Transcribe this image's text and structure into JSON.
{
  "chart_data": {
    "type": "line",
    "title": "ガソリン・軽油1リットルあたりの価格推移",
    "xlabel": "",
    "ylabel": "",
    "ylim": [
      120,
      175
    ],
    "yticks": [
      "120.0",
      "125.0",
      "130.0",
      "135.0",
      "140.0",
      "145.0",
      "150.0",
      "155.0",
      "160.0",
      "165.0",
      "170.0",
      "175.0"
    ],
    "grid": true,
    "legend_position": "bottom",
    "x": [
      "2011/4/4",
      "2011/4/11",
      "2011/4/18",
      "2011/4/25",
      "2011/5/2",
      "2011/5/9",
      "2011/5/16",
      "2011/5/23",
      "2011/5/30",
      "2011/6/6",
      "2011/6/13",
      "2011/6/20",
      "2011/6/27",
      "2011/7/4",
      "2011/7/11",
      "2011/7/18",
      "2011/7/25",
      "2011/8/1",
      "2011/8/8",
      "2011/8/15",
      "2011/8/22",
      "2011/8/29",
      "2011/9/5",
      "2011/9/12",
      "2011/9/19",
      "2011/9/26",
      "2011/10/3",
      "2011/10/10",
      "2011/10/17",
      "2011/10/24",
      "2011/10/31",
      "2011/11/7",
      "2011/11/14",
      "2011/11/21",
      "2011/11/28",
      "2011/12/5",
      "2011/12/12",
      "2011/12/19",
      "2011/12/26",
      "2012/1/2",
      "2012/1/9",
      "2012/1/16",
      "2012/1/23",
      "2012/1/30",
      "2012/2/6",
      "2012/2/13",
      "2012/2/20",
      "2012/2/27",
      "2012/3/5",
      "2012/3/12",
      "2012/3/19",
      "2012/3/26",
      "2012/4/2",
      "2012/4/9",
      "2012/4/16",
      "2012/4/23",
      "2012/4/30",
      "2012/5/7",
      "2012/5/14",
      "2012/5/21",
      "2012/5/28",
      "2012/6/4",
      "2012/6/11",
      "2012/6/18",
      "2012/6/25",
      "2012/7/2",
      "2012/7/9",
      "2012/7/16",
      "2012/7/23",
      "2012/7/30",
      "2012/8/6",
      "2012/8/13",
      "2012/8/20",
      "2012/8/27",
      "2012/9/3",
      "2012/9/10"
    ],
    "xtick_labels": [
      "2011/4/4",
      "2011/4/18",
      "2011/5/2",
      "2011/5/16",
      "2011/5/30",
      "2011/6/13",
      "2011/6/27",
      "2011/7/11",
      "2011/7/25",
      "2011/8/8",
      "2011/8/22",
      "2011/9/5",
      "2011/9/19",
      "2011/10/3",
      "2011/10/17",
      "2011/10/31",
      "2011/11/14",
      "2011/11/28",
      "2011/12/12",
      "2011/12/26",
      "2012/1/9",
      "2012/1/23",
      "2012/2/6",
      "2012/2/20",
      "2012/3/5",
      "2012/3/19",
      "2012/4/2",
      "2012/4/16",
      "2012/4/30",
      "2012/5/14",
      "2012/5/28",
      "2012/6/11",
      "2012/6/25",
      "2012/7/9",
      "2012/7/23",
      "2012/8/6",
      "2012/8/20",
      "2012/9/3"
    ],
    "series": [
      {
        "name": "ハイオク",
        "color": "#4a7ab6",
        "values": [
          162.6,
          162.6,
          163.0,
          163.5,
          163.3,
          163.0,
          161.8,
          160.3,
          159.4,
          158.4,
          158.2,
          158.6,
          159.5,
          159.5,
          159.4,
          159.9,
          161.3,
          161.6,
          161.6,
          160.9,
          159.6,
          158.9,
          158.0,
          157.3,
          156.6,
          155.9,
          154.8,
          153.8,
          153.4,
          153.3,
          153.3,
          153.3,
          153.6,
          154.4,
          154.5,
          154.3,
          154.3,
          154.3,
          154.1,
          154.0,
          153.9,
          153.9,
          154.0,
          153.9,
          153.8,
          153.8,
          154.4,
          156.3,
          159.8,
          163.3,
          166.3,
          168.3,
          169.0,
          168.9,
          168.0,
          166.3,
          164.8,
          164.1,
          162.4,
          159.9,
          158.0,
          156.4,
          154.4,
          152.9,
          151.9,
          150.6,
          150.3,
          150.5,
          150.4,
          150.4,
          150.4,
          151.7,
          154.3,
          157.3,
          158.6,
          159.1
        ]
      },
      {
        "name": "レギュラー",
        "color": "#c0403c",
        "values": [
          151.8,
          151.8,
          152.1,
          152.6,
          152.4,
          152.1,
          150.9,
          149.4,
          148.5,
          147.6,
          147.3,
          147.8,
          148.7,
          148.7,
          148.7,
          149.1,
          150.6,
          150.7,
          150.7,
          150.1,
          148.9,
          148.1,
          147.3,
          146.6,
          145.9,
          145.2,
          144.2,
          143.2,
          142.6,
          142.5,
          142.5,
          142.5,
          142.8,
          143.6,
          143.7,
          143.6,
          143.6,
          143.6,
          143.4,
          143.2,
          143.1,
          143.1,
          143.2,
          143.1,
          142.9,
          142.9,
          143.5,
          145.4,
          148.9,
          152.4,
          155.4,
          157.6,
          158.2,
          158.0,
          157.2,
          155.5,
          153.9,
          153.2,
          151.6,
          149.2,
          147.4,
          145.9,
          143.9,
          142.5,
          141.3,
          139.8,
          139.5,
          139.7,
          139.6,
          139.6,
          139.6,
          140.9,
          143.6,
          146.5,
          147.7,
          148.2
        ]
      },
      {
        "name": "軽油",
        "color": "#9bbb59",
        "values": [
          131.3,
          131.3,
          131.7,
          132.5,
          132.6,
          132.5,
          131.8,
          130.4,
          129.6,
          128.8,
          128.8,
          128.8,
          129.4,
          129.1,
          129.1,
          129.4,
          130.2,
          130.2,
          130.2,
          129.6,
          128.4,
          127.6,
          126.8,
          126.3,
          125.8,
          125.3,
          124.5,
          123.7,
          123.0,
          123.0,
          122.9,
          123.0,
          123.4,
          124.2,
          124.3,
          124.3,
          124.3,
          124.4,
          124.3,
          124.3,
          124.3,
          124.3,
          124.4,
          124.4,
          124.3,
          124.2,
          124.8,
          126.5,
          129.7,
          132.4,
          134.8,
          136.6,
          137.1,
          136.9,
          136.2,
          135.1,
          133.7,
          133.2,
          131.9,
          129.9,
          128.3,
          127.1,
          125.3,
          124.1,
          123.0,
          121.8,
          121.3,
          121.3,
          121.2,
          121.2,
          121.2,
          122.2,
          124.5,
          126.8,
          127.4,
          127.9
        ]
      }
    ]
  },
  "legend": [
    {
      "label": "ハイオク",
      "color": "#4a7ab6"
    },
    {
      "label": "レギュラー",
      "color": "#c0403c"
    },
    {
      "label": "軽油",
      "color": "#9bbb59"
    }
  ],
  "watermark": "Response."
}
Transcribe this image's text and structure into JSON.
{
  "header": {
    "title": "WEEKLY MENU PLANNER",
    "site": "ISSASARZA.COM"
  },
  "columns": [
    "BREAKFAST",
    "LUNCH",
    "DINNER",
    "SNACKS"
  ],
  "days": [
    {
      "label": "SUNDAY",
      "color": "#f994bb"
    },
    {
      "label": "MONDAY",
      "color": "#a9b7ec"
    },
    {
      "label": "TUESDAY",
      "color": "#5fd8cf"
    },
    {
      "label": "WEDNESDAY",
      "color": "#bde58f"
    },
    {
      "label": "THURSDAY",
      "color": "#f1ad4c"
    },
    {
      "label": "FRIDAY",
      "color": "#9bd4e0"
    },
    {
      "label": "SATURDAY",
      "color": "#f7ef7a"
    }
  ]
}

================================

EXERCISE BRIEF → Every line of the material must be returned exactly as it appears.

RIGHT ANSWER →
Transcribe this image's text and structure into JSON.
{
  "chart_data": {
    "type": "line",
    "title": "ガソリン・軽油1リットルあたりの価格推移",
    "xlabel": "",
    "ylabel": "",
    "ylim": [
      120,
      175
    ],
    "yticks": [
      "120.0",
      "125.0",
      "130.0",
      "135.0",
      "140.0",
      "145.0",
      "150.0",
      "155.0",
      "160.0",
      "165.0",
      "170.0",
      "175.0"
    ],
    "grid": true,
    "legend_position": "bottom",
    "x": [
      "2011/4/4",
      "2011/4/11",
      "2011/4/18",
      "2011/4/25",
      "2011/5/2",
      "2011/5/9",
      "2011/5/16",
      "2011/5/23",
      "2011/5/30",
      "2011/6/6",
      "2011/6/13",
      "2011/6/20",
      "2011/6/27",
      "2011/7/4",
      "2011/7/11",
      "2011/7/18",
      "2011/7/25",
      "2011/8/1",
      "2011/8/8",
      "2011/8/15",
      "2011/8/22",
      "2011/8/29",
      "2011/9/5",
      "2011/9/12",
      "2011/9/19",
      "2011/9/26",
      "2011/10/3",
      "2011/10/10",
      "2011/10/17",
      "2011/10/24",
      "2011/10/31",
      "2011/11/7",
      "2011/11/14",
      "2011/11/21",
      "2011/11/28",
      "2011/12/5",
      "2011/12/12",
      "2011/12/19",
      "2011/12/26",
      "2012/1/2",
      "2012/1/9",
      "2012/1/16",
      "2012/1/23",
      "2012/1/30",
      "2012/2/6",
      "2012/2/13",
      "2012/2/20",
      "2012/2/27",
      "2012/3/5",
      "2012/3/12",
      "2012/3/19",
      "2012/3/26",
      "2012/4/2",
      "2012/4/9",
      "2012/4/16",
      "2012/4/23",
      "2012/4/30",
      "2012/5/7",
      "2012/5/14",
      "2012/5/21",
      "2012/5/28",
      "2012/6/4",
      "2012/6/11",
      "2012/6/18",
      "2012/6/25",
      "2012/7/2",
      "2012/7/9",
      "2012/7/16",
      "2012/7/23",
      "2012/7/30",
      "2012/8/6",
      "2012/8/13",
      "2012/8/20",
      "2012/8/27",
      "2012/9/3",
      "2012/9/10"
    ],
    "xtick_labels": [
      "2011/4/4",
      "2011/4/18",
      "2011/5/2",
      "2011/5/16",
      "2011/5/30",
      "2011/6/13",
      "2011/6/27",
      "2011/7/11",
      "2011/7/25",
      "2011/8/8",
      "2011/8/22",
      "2011/9/5",
      "2011/9/19",
      "2011/10/3",
      "2011/10/17",
      "2011/10/31",
      "2011/11/14",
      "2011/11/28",
      "2011/12/12",
      "2011/12/26",
      "2012/1/9",
      "2012/1/23",
      "2012/2/6",
      "2012/2/20",
      "2012/3/5",
      "2012/3/19",
      "2012/4/2",
      "2012/4/16",
      "2012/4/30",
      "2012/5/14",
      "2012/5/28",
      "2012/6/11",
      "2012/6/25",
      "2012/7/9",
      "2012/7/23",
      "2012/8/6",
      "2012/8/20",
      "2012/9/3"
    ],
    "series": [
      {
        "name": "ハイオク",
        "color": "#4a7ab6",
        "values": [
          162.6,
          162.6,
          163.0,
          163.5,
          163.3,
          163.0,
          161.8,
          160.3,
          159.4,
          158.4,
          158.2,
          158.6,
          159.5,
          159.5,
          159.4,
          159.9,
          161.3,
          161.6,
          161.6,
          160.9,
          159.6,
          158.9,
          158.0,
          157.3,
          156.6,
          155.9,
          154.8,
          153.8,
          153.4,
          153.3,
          153.3,
          153.3,
          153.6,
          154.4,
          154.5,
          154.3,
          154.3,
          154.3,
          154.1,
          154.0,
          153.9,
          153.9,
          154.0,
          153.9,
          153.8,
          153.8,
          154.4,
          156.3,
          159.8,
          163.3,
          166.3,
          168.3,
          169.0,
          168.9,
          168.0,
          166.3,
          164.8,
          164.1,
          162.4,
          159.9,
          158.0,
          156.4,
          154.4,
          152.9,
          151.9,
          150.6,
          150.3,
          150.5,
          150.4,
          150.4,
          150.4,
          151.7,
          154.3,
          157.3,
          158.6,
          159.1
        ]
      },
      {
        "name": "レギュラー",
        "color": "#c0403c",
        "values": [
          151.8,
          151.8,
          152.1,
          152.6,
          152.4,
          152.1,
          150.9,
          149.4,
          148.5,
          147.6,
          147.3,
          147.8,
          148.7,
          148.7,
          148.7,
          149.1,
          150.6,
          150.7,
          150.7,
          150.1,
          148.9,
          148.1,
          147.3,
          146.6,
          145.9,
          145.2,
          144.2,
          143.2,
          142.6,
          142.5,
          142.5,
          142.5,
          142.8,
          143.6,
          143.7,
          143.6,
          143.6,
          143.6,
          143.4,
          143.2,
          143.1,
          143.1,
          143.2,
          143.1,
          142.9,
          142.9,
          143.5,
          145.4,
          148.9,
          152.4,
          155.4,
          157.6,
          158.2,
          158.0,
          157.2,
          155.5,
          153.9,
          153.2,
          151.6,
          149.2,
          147.4,
          145.9,
          143.9,
          142.5,
          141.3,
          139.8,
          139.5,
          139.7,
          139.6,
          139.6,
          139.6,
          140.9,
          143.6,
          146.5,
          147.7,
          148.2
        ]
      },
      {
        "name": "軽油",
        "color": "#9bbb59",
        "values": [
          131.3,
          131.3,
          131.7,
          132.5,
          132.6,
          132.5,
          131.8,
          130.4,
          129.6,
          128.8,
          128.8,
          128.8,
          129.4,
          129.1,
          129.1,
          129.4,
          130.2,
          130.2,
          130.2,
          129.6,
          128.4,
          127.6,
          126.8,
          126.3,
          125.8,
          125.3,
          124.5,
          123.7,
          123.0,
          123.0,
          122.9,
          123.0,
          123.4,
          124.2,
          124.3,
          124.3,
          124.3,
          124.4,
          124.3,
          124.3,
          124.3,
          124.3,
          124.4,
          124.4,
          124.3,
          124.2,
          124.8,
          126.5,
          129.7,
          132.4,
          134.8,
          136.6,
          137.1,
          136.9,
          136.2,
          135.1,
          133.7,
          133.2,
          131.9,
          129.9,
          128.3,
          127.1,
          125.3,
          124.1,
          123.0,
          121.8,
          121.3,
          121.3,
          121.2,
          121.2,
          121.2,
          122.2,
          124.5,
          126.8,
          127.4,
          127.9
        ]
      }
    ]
  },
  "legend": [
    {
      "label": "ハイオク",
      "color": "#4a7ab6"
    },
    {
      "label": "レギュラー",
      "color": "#c0403c"
    },
    {
      "label": "軽油",
      "color": "#9bbb59"
    }
  ],
  "watermark": "Response."
}
Transcribe this image's text and structure into JSON.
{
  "header": {
    "title": "WEEKLY MENU PLANNER",
    "site": "ISSASARZA.COM"
  },
  "columns": [
    "BREAKFAST",
    "LUNCH",
    "DINNER",
    "SNACKS"
  ],
  "days": [
    {
      "label": "SUNDAY",
      "color": "#f994bb"
    },
    {
      "label": "MONDAY",
      "color": "#a9b7ec"
    },
    {
      "label": "TUESDAY",
      "color": "#5fd8cf"
    },
    {
      "label": "WEDNESDAY",
      "color": "#bde58f"
    },
    {
      "label": "THURSDAY",
      "color": "#f1ad4c"
    },
    {
      "label": "FRIDAY",
      "color": "#9bd4e0"
    },
    {
      "label": "SATURDAY",
      "color": "#f7ef7a"
    }
  ]
}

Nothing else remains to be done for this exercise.